_Task goal:_ Find the string "Temp" in the listing and report every line that has it.

_Data for this task:_
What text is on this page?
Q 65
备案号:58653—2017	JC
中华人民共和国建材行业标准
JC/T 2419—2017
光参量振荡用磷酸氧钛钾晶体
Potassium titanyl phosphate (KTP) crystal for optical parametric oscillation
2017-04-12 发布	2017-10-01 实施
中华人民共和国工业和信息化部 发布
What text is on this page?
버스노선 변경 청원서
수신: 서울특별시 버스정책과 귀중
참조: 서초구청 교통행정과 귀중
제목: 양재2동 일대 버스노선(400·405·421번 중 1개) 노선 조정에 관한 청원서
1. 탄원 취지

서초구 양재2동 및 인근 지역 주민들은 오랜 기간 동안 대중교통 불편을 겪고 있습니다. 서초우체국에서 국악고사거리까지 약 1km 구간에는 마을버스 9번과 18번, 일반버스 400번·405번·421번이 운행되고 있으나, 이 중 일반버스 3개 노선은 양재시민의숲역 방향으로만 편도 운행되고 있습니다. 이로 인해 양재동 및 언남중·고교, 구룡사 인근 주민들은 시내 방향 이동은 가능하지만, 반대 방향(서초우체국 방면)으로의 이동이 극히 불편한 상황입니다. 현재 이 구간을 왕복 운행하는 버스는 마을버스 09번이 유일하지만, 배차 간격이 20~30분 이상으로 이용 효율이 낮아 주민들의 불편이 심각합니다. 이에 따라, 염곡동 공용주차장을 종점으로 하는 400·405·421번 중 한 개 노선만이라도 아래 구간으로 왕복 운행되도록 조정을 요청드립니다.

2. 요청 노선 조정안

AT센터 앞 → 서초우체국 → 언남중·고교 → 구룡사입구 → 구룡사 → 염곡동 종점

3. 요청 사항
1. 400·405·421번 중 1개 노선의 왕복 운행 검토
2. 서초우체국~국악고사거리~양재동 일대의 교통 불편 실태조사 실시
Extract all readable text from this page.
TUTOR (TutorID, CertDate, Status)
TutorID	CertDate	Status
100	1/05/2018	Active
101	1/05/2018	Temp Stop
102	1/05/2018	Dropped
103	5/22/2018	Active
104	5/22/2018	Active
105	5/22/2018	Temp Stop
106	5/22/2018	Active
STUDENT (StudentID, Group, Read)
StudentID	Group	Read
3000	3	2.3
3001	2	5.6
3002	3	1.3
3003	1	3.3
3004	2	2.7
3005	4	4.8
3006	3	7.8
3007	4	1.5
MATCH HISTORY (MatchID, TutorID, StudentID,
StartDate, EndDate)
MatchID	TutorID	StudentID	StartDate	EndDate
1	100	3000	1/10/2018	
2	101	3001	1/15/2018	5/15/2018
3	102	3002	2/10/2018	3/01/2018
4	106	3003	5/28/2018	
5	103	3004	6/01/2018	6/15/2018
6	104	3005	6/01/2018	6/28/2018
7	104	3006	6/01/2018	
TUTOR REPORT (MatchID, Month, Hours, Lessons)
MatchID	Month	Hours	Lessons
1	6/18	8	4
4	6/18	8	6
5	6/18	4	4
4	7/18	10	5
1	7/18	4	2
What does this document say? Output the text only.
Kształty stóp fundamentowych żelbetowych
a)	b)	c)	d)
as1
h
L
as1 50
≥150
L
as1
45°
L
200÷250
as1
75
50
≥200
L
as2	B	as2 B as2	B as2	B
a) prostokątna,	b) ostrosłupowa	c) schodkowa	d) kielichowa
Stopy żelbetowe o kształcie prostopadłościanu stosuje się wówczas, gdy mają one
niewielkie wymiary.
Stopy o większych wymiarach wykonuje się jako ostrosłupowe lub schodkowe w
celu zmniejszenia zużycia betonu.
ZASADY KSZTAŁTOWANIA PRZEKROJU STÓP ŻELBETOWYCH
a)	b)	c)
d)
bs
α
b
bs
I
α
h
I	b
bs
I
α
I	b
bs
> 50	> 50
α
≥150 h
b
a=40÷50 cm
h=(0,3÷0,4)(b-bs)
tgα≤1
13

_Answer to this problem:_
101	1/05/2018	Temp Stop
105	5/22/2018	Temp Stop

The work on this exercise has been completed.